● Description of the task
Print the complete set of entries exactly.

● Entries supplied
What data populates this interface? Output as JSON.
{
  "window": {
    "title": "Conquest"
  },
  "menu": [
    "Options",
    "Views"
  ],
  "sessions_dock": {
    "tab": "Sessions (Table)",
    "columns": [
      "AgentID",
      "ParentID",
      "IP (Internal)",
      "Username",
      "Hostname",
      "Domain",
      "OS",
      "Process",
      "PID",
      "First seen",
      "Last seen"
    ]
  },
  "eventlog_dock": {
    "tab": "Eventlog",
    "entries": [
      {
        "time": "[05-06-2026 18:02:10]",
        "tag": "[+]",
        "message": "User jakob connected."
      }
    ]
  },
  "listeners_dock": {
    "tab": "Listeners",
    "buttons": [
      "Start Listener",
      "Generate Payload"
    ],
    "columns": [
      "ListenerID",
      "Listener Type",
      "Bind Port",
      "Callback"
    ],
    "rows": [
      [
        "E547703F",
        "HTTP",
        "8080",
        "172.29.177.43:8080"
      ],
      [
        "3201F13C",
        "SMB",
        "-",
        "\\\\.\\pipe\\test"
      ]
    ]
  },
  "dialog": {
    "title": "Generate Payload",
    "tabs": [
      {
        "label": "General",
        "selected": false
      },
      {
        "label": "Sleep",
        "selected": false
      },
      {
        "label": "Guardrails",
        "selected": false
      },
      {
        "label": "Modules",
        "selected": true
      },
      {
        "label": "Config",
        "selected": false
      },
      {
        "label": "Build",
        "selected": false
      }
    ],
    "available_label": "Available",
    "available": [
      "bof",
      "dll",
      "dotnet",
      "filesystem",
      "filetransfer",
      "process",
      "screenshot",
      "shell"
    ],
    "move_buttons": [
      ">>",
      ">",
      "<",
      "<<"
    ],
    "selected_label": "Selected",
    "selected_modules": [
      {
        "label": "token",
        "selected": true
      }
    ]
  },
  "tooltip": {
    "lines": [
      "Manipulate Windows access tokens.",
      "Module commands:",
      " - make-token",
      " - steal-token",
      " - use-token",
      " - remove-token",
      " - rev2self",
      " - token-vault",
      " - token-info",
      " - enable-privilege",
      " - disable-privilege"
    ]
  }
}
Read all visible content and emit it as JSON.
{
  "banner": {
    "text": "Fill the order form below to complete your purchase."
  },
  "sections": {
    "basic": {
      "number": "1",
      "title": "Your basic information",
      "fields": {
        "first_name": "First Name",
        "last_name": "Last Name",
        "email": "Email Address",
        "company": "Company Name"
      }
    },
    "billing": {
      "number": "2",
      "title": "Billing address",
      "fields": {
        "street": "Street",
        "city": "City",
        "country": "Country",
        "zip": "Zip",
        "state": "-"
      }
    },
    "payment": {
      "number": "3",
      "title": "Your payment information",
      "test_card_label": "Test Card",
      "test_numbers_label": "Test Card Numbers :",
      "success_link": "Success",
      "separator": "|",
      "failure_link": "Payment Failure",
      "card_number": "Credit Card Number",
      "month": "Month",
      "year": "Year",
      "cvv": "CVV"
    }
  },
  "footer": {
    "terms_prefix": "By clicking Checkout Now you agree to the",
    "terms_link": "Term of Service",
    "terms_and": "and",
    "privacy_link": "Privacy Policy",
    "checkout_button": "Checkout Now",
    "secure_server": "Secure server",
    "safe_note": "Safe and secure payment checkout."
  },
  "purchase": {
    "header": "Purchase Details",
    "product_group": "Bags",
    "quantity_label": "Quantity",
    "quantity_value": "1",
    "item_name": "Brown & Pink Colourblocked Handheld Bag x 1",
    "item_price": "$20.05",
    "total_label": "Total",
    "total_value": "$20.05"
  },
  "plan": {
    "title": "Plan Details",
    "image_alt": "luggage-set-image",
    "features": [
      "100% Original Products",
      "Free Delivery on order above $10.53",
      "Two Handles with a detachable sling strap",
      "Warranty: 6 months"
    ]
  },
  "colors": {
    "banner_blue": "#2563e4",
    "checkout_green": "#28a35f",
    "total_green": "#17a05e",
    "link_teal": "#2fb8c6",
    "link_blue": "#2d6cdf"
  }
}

● Problem solution
What data populates this interface? Output as JSON.
{
  "window": {
    "title": "Conquest"
  },
  "menu": [
    "Options",
    "Views"
  ],
  "sessions_dock": {
    "tab": "Sessions (Table)",
    "columns": [
      "AgentID",
      "ParentID",
      "IP (Internal)",
      "Username",
      "Hostname",
      "Domain",
      "OS",
      "Process",
      "PID",
      "First seen",
      "Last seen"
    ]
  },
  "eventlog_dock": {
    "tab": "Eventlog",
    "entries": [
      {
        "time": "[05-06-2026 18:02:10]",
        "tag": "[+]",
        "message": "User jakob connected."
      }
    ]
  },
  "listeners_dock": {
    "tab": "Listeners",
    "buttons": [
      "Start Listener",
      "Generate Payload"
    ],
    "columns": [
      "ListenerID",
      "Listener Type",
      "Bind Port",
      "Callback"
    ],
    "rows": [
      [
        "E547703F",
        "HTTP",
        "8080",
        "172.29.177.43:8080"
      ],
      [
        "3201F13C",
        "SMB",
        "-",
        "\\\\.\\pipe\\test"
      ]
    ]
  },
  "dialog": {
    "title": "Generate Payload",
    "tabs": [
      {
        "label": "General",
        "selected": false
      },
      {
        "label": "Sleep",
        "selected": false
      },
      {
        "label": "Guardrails",
        "selected": false
      },
      {
        "label": "Modules",
        "selected": true
      },
      {
        "label": "Config",
        "selected": false
      },
      {
        "label": "Build",
        "selected": false
      }
    ],
    "available_label": "Available",
    "available": [
      "bof",
      "dll",
      "dotnet",
      "filesystem",
      "filetransfer",
      "process",
      "screenshot",
      "shell"
    ],
    "move_buttons": [
      ">>",
      ">",
      "<",
      "<<"
    ],
    "selected_label": "Selected",
    "selected_modules": [
      {
        "label": "token",
        "selected": true
      }
    ]
  },
  "tooltip": {
    "lines": [
      "Manipulate Windows access tokens.",
      "Module commands:",
      " - make-token",
      " - steal-token",
      " - use-token",
      " - remove-token",
      " - rev2self",
      " - token-vault",
      " - token-info",
      " - enable-privilege",
      " - disable-privilege"
    ]
  }
}
Read all visible content and emit it as JSON.
{
  "banner": {
    "text": "Fill the order form below to complete your purchase."
  },
  "sections": {
    "basic": {
      "number": "1",
      "title": "Your basic information",
      "fields": {
        "first_name": "First Name",
        "last_name": "Last Name",
        "email": "Email Address",
        "company": "Company Name"
      }
    },
    "billing": {
      "number": "2",
      "title": "Billing address",
      "fields": {
        "street": "Street",
        "city": "City",
        "country": "Country",
        "zip": "Zip",
        "state": "-"
      }
    },
    "payment": {
      "number": "3",
      "title": "Your payment information",
      "test_card_label": "Test Card",
      "test_numbers_label": "Test Card Numbers :",
      "success_link": "Success",
      "separator": "|",
      "failure_link": "Payment Failure",
      "card_number": "Credit Card Number",
      "month": "Month",
      "year": "Year",
      "cvv": "CVV"
    }
  },
  "footer": {
    "terms_prefix": "By clicking Checkout Now you agree to the",
    "terms_link": "Term of Service",
    "terms_and": "and",
    "privacy_link": "Privacy Policy",
    "checkout_button": "Checkout Now",
    "secure_server": "Secure server",
    "safe_note": "Safe and secure payment checkout."
  },
  "purchase": {
    "header": "Purchase Details",
    "product_group": "Bags",
    "quantity_label": "Quantity",
    "quantity_value": "1",
    "item_name": "Brown & Pink Colourblocked Handheld Bag x 1",
    "item_price": "$20.05",
    "total_label": "Total",
    "total_value": "$20.05"
  },
  "plan": {
    "title": "Plan Details",
    "image_alt": "luggage-set-image",
    "features": [
      "100% Original Products",
      "Free Delivery on order above $10.53",
      "Two Handles with a detachable sling strap",
      "Warranty: 6 months"
    ]
  },
  "colors": {
    "banner_blue": "#2563e4",
    "checkout_green": "#28a35f",
    "total_green": "#17a05e",
    "link_teal": "#2fb8c6",
    "link_blue": "#2d6cdf"
  }
}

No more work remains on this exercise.